• _REQUIRED TASK_
Print the entries in full, word for word, but not the pictures.

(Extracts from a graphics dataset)
○ ○ ○ ○ ○ ○ ○

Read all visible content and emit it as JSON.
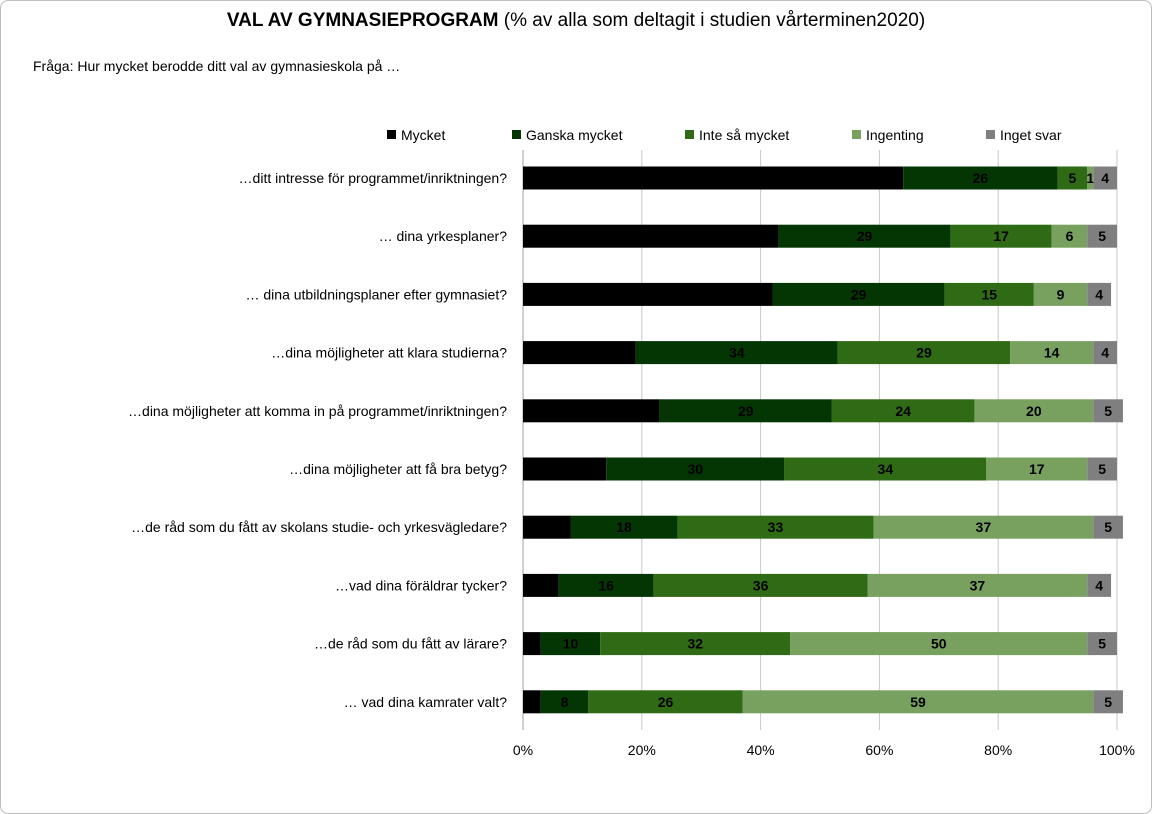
{
  "chart_data": {
    "type": "bar",
    "orientation": "horizontal",
    "stacked": "100%",
    "title_bold": "VAL AV GYMNASIEPROGRAM",
    "title_rest": " (% av alla som deltagit i studien vårterminen2020)",
    "subtitle": "Fråga: Hur mycket berodde ditt val av gymnasieskola på …",
    "categories": [
      "…ditt intresse för programmet/inriktningen?",
      "… dina yrkesplaner?",
      "… dina utbildningsplaner efter gymnasiet?",
      "…dina möjligheter att klara studierna?",
      "…dina möjligheter att komma in på programmet/inriktningen?",
      "…dina möjligheter att få bra betyg?",
      "…de råd som du fått av skolans studie- och yrkesvägledare?",
      "…vad dina föräldrar tycker?",
      "…de råd som du fått av lärare?",
      "… vad dina kamrater valt?"
    ],
    "series": [
      {
        "name": "Mycket",
        "color": "#000000",
        "values": [
          64,
          43,
          42,
          19,
          23,
          14,
          8,
          6,
          3,
          3
        ]
      },
      {
        "name": "Ganska mycket",
        "color": "#033603",
        "values": [
          26,
          29,
          29,
          34,
          29,
          30,
          18,
          16,
          10,
          8
        ]
      },
      {
        "name": "Inte så mycket",
        "color": "#2f6a14",
        "values": [
          5,
          17,
          15,
          29,
          24,
          34,
          33,
          36,
          32,
          26
        ]
      },
      {
        "name": "Ingenting",
        "color": "#78a160",
        "values": [
          1,
          6,
          9,
          14,
          20,
          17,
          37,
          37,
          50,
          59
        ]
      },
      {
        "name": "Inget svar",
        "color": "#7f7f7f",
        "values": [
          4,
          5,
          4,
          4,
          5,
          5,
          5,
          4,
          5,
          5
        ]
      }
    ],
    "xticks": [
      "0%",
      "20%",
      "40%",
      "60%",
      "80%",
      "100%"
    ],
    "xlim": [
      0,
      100
    ],
    "grid": true,
    "legend": "top"
  }
}
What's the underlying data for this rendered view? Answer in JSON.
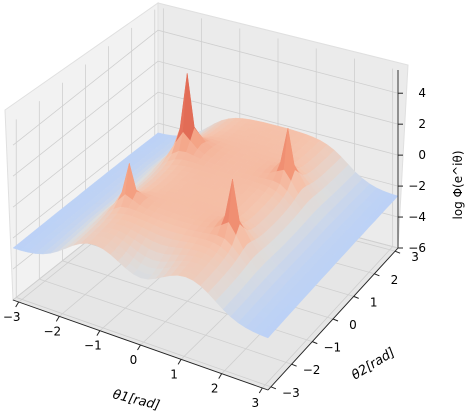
{
  "chart_data": {
    "type": "surface3d",
    "colormap": "coolwarm",
    "title": "",
    "xlabel": "θ1[rad]",
    "ylabel": "θ2[rad]",
    "zlabel": "log Φ(e^iθ)",
    "x_ticks": [
      -3,
      -2,
      -1,
      0,
      1,
      2,
      3
    ],
    "y_ticks": [
      -3,
      -2,
      -1,
      0,
      1,
      2,
      3
    ],
    "z_ticks": [
      -6,
      -4,
      -2,
      0,
      2,
      4
    ],
    "xlim": [
      -3.14,
      3.14
    ],
    "ylim": [
      -3.14,
      3.14
    ],
    "zlim": [
      -6,
      5.5
    ],
    "grid": true,
    "surface_features": {
      "spike_peaks": [
        {
          "theta1": -1.3,
          "theta2": 1.3,
          "z": 5.6
        },
        {
          "theta1": 1.3,
          "theta2": -1.3,
          "z": 4.2
        },
        {
          "theta1": 1.3,
          "theta2": 1.3,
          "z": 3.9
        },
        {
          "theta1": -1.3,
          "theta2": -1.3,
          "z": 3.0
        }
      ],
      "global_minimum": {
        "theta1": 0.0,
        "theta2": -3.1,
        "z": -6.0
      },
      "plateau_level": -0.2,
      "outer_edge_level": -3.0
    }
  }
}
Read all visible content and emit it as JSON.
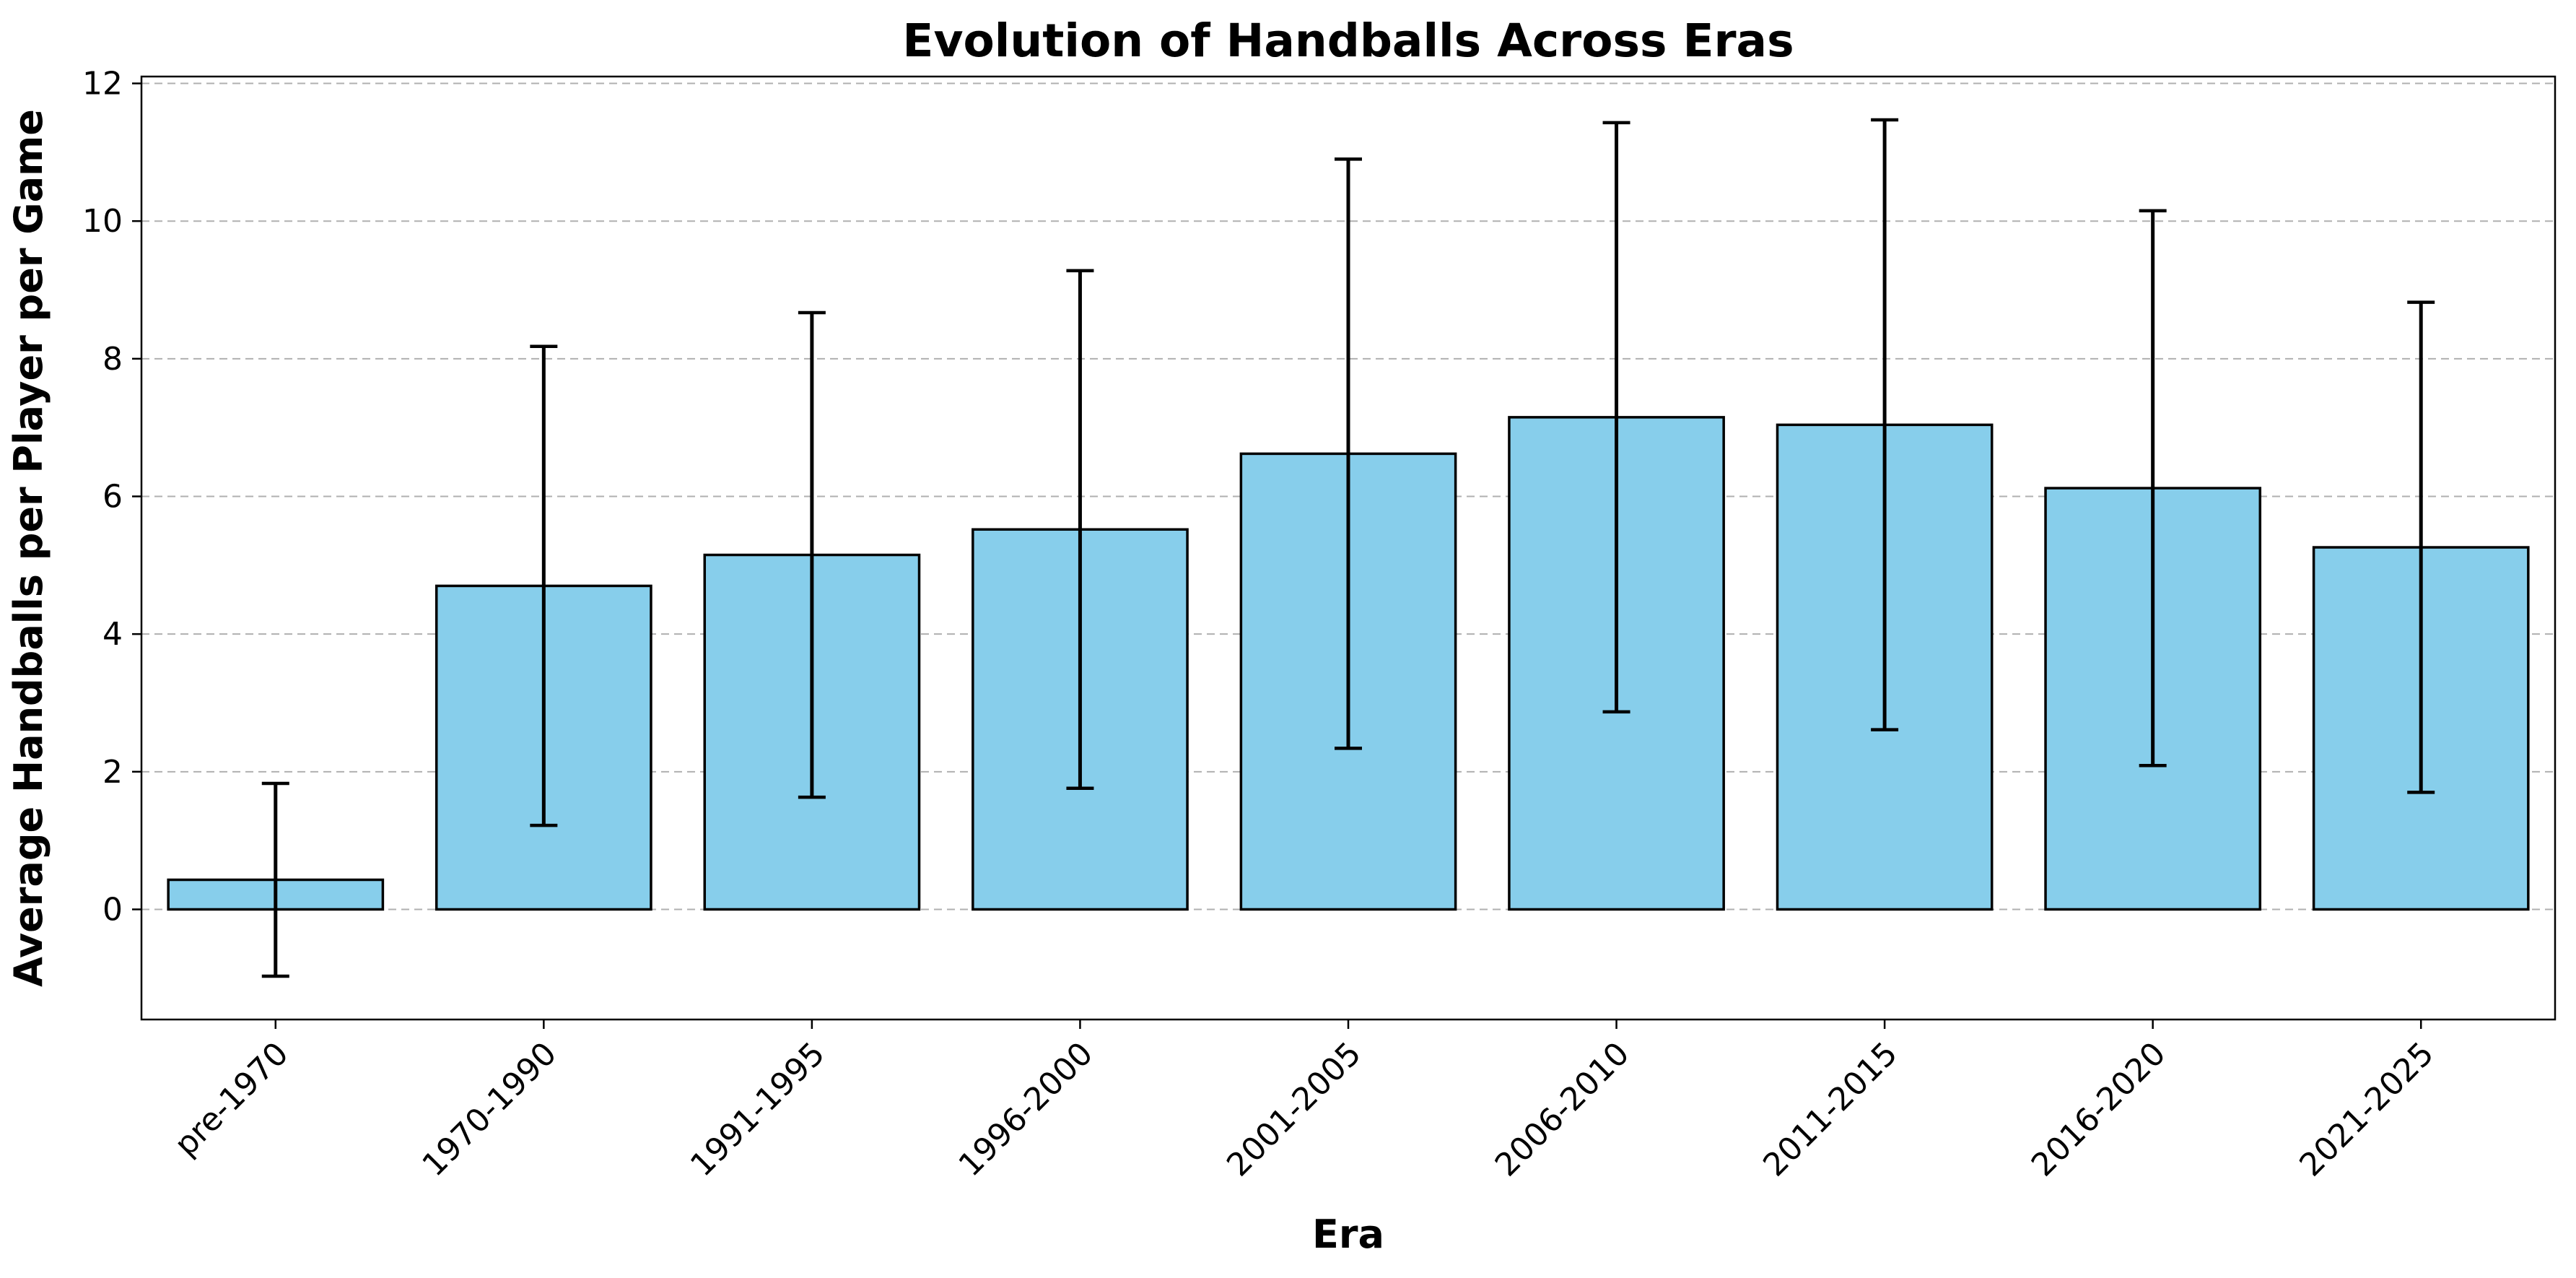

○ ○ ○ ○ ○ ○ ○

• _COMPLETED EXERCISE_
Read all visible content and emit it as JSON.
{
  "chart_data": {
    "type": "bar",
    "orientation": "horizontal",
    "stacked": "100%",
    "title_bold": "VAL AV GYMNASIEPROGRAM",
    "title_rest": " (% av alla som deltagit i studien vårterminen2020)",
    "subtitle": "Fråga: Hur mycket berodde ditt val av gymnasieskola på …",
    "categories": [
      "…ditt intresse för programmet/inriktningen?",
      "… dina yrkesplaner?",
      "… dina utbildningsplaner efter gymnasiet?",
      "…dina möjligheter att klara studierna?",
      "…dina möjligheter att komma in på programmet/inriktningen?",
      "…dina möjligheter att få bra betyg?",
      "…de råd som du fått av skolans studie- och yrkesvägledare?",
      "…vad dina föräldrar tycker?",
      "…de råd som du fått av lärare?",
      "… vad dina kamrater valt?"
    ],
    "series": [
      {
        "name": "Mycket",
        "color": "#000000",
        "values": [
          64,
          43,
          42,
          19,
          23,
          14,
          8,
          6,
          3,
          3
        ]
      },
      {
        "name": "Ganska mycket",
        "color": "#033603",
        "values": [
          26,
          29,
          29,
          34,
          29,
          30,
          18,
          16,
          10,
          8
        ]
      },
      {
        "name": "Inte så mycket",
        "color": "#2f6a14",
        "values": [
          5,
          17,
          15,
          29,
          24,
          34,
          33,
          36,
          32,
          26
        ]
      },
      {
        "name": "Ingenting",
        "color": "#78a160",
        "values": [
          1,
          6,
          9,
          14,
          20,
          17,
          37,
          37,
          50,
          59
        ]
      },
      {
        "name": "Inget svar",
        "color": "#7f7f7f",
        "values": [
          4,
          5,
          4,
          4,
          5,
          5,
          5,
          4,
          5,
          5
        ]
      }
    ],
    "xticks": [
      "0%",
      "20%",
      "40%",
      "60%",
      "80%",
      "100%"
    ],
    "xlim": [
      0,
      100
    ],
    "grid": true,
    "legend": "top"
  }
}
What's the underlying data for this rendered view? Answer in JSON.
{
  "chart_data": {
    "type": "surface3d",
    "colormap": "coolwarm",
    "title": "",
    "xlabel": "θ1[rad]",
    "ylabel": "θ2[rad]",
    "zlabel": "log Φ(e^iθ)",
    "x_ticks": [
      -3,
      -2,
      -1,
      0,
      1,
      2,
      3
    ],
    "y_ticks": [
      -3,
      -2,
      -1,
      0,
      1,
      2,
      3
    ],
    "z_ticks": [
      -6,
      -4,
      -2,
      0,
      2,
      4
    ],
    "xlim": [
      -3.14,
      3.14
    ],
    "ylim": [
      -3.14,
      3.14
    ],
    "zlim": [
      -6,
      5.5
    ],
    "grid": true,
    "surface_features": {
      "spike_peaks": [
        {
          "theta1": -1.3,
          "theta2": 1.3,
          "z": 5.6
        },
        {
          "theta1": 1.3,
          "theta2": -1.3,
          "z": 4.2
        },
        {
          "theta1": 1.3,
          "theta2": 1.3,
          "z": 3.9
        },
        {
          "theta1": -1.3,
          "theta2": -1.3,
          "z": 3.0
        }
      ],
      "global_minimum": {
        "theta1": 0.0,
        "theta2": -3.1,
        "z": -6.0
      },
      "plateau_level": -0.2,
      "outer_edge_level": -3.0
    }
  }
}
Read all visible content and emit it as JSON.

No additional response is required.